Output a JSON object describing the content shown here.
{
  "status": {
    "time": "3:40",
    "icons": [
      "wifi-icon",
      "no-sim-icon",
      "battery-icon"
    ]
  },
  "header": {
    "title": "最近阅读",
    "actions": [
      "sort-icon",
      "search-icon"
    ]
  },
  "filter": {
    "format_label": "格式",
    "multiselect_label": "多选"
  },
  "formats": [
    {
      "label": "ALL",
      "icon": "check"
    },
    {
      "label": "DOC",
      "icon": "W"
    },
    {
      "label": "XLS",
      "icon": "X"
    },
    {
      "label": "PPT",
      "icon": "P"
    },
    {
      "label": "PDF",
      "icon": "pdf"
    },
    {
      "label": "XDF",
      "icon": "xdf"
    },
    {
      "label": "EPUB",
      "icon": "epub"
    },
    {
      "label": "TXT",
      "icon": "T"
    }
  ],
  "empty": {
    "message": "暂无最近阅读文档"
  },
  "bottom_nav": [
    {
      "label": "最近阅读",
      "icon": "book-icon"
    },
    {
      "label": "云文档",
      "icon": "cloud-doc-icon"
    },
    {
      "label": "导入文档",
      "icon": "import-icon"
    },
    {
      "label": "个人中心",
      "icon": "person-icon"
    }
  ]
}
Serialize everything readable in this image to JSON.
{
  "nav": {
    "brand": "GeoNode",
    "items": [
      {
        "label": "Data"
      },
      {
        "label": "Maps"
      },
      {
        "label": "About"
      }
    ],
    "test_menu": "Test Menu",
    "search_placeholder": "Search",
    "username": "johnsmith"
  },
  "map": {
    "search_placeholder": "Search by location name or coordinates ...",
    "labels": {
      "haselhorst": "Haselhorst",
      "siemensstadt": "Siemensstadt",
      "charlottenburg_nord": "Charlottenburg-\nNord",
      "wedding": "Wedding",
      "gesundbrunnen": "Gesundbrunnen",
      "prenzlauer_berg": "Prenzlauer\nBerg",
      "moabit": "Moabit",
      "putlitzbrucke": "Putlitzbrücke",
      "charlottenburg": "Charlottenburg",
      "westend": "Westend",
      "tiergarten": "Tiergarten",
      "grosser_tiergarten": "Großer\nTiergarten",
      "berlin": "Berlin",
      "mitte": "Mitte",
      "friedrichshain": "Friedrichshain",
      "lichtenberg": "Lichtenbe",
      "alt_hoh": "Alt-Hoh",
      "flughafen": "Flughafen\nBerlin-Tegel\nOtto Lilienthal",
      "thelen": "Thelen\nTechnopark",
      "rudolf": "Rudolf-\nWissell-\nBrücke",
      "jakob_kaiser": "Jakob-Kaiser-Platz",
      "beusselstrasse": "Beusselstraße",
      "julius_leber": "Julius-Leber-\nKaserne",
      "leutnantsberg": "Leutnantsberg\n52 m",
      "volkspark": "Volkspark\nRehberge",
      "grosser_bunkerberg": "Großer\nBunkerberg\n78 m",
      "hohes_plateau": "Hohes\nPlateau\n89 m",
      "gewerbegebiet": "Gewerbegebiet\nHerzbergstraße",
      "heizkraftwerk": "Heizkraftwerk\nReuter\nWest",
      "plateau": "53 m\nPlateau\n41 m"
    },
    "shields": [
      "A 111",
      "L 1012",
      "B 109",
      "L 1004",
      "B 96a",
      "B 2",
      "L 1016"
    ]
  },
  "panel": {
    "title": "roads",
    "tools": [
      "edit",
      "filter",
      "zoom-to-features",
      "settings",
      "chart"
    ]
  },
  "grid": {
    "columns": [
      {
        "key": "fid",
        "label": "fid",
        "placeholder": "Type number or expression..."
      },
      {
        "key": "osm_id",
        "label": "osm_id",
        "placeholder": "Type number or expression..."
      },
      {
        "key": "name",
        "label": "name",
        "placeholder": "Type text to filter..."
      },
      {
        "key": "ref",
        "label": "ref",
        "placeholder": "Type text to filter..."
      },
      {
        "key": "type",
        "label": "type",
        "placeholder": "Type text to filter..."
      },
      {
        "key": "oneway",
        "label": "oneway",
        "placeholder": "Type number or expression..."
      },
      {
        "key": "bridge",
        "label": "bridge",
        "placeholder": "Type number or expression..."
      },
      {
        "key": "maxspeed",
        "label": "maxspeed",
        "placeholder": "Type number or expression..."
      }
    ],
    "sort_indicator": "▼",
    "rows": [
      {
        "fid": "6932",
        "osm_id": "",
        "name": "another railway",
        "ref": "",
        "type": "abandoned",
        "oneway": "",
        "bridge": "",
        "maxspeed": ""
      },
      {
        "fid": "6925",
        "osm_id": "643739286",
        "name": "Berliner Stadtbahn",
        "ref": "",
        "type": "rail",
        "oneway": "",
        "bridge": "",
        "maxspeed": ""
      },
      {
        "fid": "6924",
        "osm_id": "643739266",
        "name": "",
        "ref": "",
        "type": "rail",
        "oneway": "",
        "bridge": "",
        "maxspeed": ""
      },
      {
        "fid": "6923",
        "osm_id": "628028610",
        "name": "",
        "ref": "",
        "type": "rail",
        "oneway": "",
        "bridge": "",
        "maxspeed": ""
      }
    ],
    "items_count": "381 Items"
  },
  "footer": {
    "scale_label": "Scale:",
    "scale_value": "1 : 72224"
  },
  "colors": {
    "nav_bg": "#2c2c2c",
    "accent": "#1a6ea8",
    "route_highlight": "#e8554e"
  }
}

┄┄┄┄┄┄┄┄┄┄┄┄┄┄┄┄┄┄┄┄

Repeat the material above in full, quoting it exactly.

Output a JSON object describing the content shown here.
{
  "status": {
    "time": "3:40",
    "icons": [
      "wifi-icon",
      "no-sim-icon",
      "battery-icon"
    ]
  },
  "header": {
    "title": "最近阅读",
    "actions": [
      "sort-icon",
      "search-icon"
    ]
  },
  "filter": {
    "format_label": "格式",
    "multiselect_label": "多选"
  },
  "formats": [
    {
      "label": "ALL",
      "icon": "check"
    },
    {
      "label": "DOC",
      "icon": "W"
    },
    {
      "label": "XLS",
      "icon": "X"
    },
    {
      "label": "PPT",
      "icon": "P"
    },
    {
      "label": "PDF",
      "icon": "pdf"
    },
    {
      "label": "XDF",
      "icon": "xdf"
    },
    {
      "label": "EPUB",
      "icon": "epub"
    },
    {
      "label": "TXT",
      "icon": "T"
    }
  ],
  "empty": {
    "message": "暂无最近阅读文档"
  },
  "bottom_nav": [
    {
      "label": "最近阅读",
      "icon": "book-icon"
    },
    {
      "label": "云文档",
      "icon": "cloud-doc-icon"
    },
    {
      "label": "导入文档",
      "icon": "import-icon"
    },
    {
      "label": "个人中心",
      "icon": "person-icon"
    }
  ]
}
Serialize everything readable in this image to JSON.
{
  "nav": {
    "brand": "GeoNode",
    "items": [
      {
        "label": "Data"
      },
      {
        "label": "Maps"
      },
      {
        "label": "About"
      }
    ],
    "test_menu": "Test Menu",
    "search_placeholder": "Search",
    "username": "johnsmith"
  },
  "map": {
    "search_placeholder": "Search by location name or coordinates ...",
    "labels": {
      "haselhorst": "Haselhorst",
      "siemensstadt": "Siemensstadt",
      "charlottenburg_nord": "Charlottenburg-\nNord",
      "wedding": "Wedding",
      "gesundbrunnen": "Gesundbrunnen",
      "prenzlauer_berg": "Prenzlauer\nBerg",
      "moabit": "Moabit",
      "putlitzbrucke": "Putlitzbrücke",
      "charlottenburg": "Charlottenburg",
      "westend": "Westend",
      "tiergarten": "Tiergarten",
      "grosser_tiergarten": "Großer\nTiergarten",
      "berlin": "Berlin",
      "mitte": "Mitte",
      "friedrichshain": "Friedrichshain",
      "lichtenberg": "Lichtenbe",
      "alt_hoh": "Alt-Hoh",
      "flughafen": "Flughafen\nBerlin-Tegel\nOtto Lilienthal",
      "thelen": "Thelen\nTechnopark",
      "rudolf": "Rudolf-\nWissell-\nBrücke",
      "jakob_kaiser": "Jakob-Kaiser-Platz",
      "beusselstrasse": "Beusselstraße",
      "julius_leber": "Julius-Leber-\nKaserne",
      "leutnantsberg": "Leutnantsberg\n52 m",
      "volkspark": "Volkspark\nRehberge",
      "grosser_bunkerberg": "Großer\nBunkerberg\n78 m",
      "hohes_plateau": "Hohes\nPlateau\n89 m",
      "gewerbegebiet": "Gewerbegebiet\nHerzbergstraße",
      "heizkraftwerk": "Heizkraftwerk\nReuter\nWest",
      "plateau": "53 m\nPlateau\n41 m"
    },
    "shields": [
      "A 111",
      "L 1012",
      "B 109",
      "L 1004",
      "B 96a",
      "B 2",
      "L 1016"
    ]
  },
  "panel": {
    "title": "roads",
    "tools": [
      "edit",
      "filter",
      "zoom-to-features",
      "settings",
      "chart"
    ]
  },
  "grid": {
    "columns": [
      {
        "key": "fid",
        "label": "fid",
        "placeholder": "Type number or expression..."
      },
      {
        "key": "osm_id",
        "label": "osm_id",
        "placeholder": "Type number or expression..."
      },
      {
        "key": "name",
        "label": "name",
        "placeholder": "Type text to filter..."
      },
      {
        "key": "ref",
        "label": "ref",
        "placeholder": "Type text to filter..."
      },
      {
        "key": "type",
        "label": "type",
        "placeholder": "Type text to filter..."
      },
      {
        "key": "oneway",
        "label": "oneway",
        "placeholder": "Type number or expression..."
      },
      {
        "key": "bridge",
        "label": "bridge",
        "placeholder": "Type number or expression..."
      },
      {
        "key": "maxspeed",
        "label": "maxspeed",
        "placeholder": "Type number or expression..."
      }
    ],
    "sort_indicator": "▼",
    "rows": [
      {
        "fid": "6932",
        "osm_id": "",
        "name": "another railway",
        "ref": "",
        "type": "abandoned",
        "oneway": "",
        "bridge": "",
        "maxspeed": ""
      },
      {
        "fid": "6925",
        "osm_id": "643739286",
        "name": "Berliner Stadtbahn",
        "ref": "",
        "type": "rail",
        "oneway": "",
        "bridge": "",
        "maxspeed": ""
      },
      {
        "fid": "6924",
        "osm_id": "643739266",
        "name": "",
        "ref": "",
        "type": "rail",
        "oneway": "",
        "bridge": "",
        "maxspeed": ""
      },
      {
        "fid": "6923",
        "osm_id": "628028610",
        "name": "",
        "ref": "",
        "type": "rail",
        "oneway": "",
        "bridge": "",
        "maxspeed": ""
      }
    ],
    "items_count": "381 Items"
  },
  "footer": {
    "scale_label": "Scale:",
    "scale_value": "1 : 72224"
  },
  "colors": {
    "nav_bg": "#2c2c2c",
    "accent": "#1a6ea8",
    "route_highlight": "#e8554e"
  }
}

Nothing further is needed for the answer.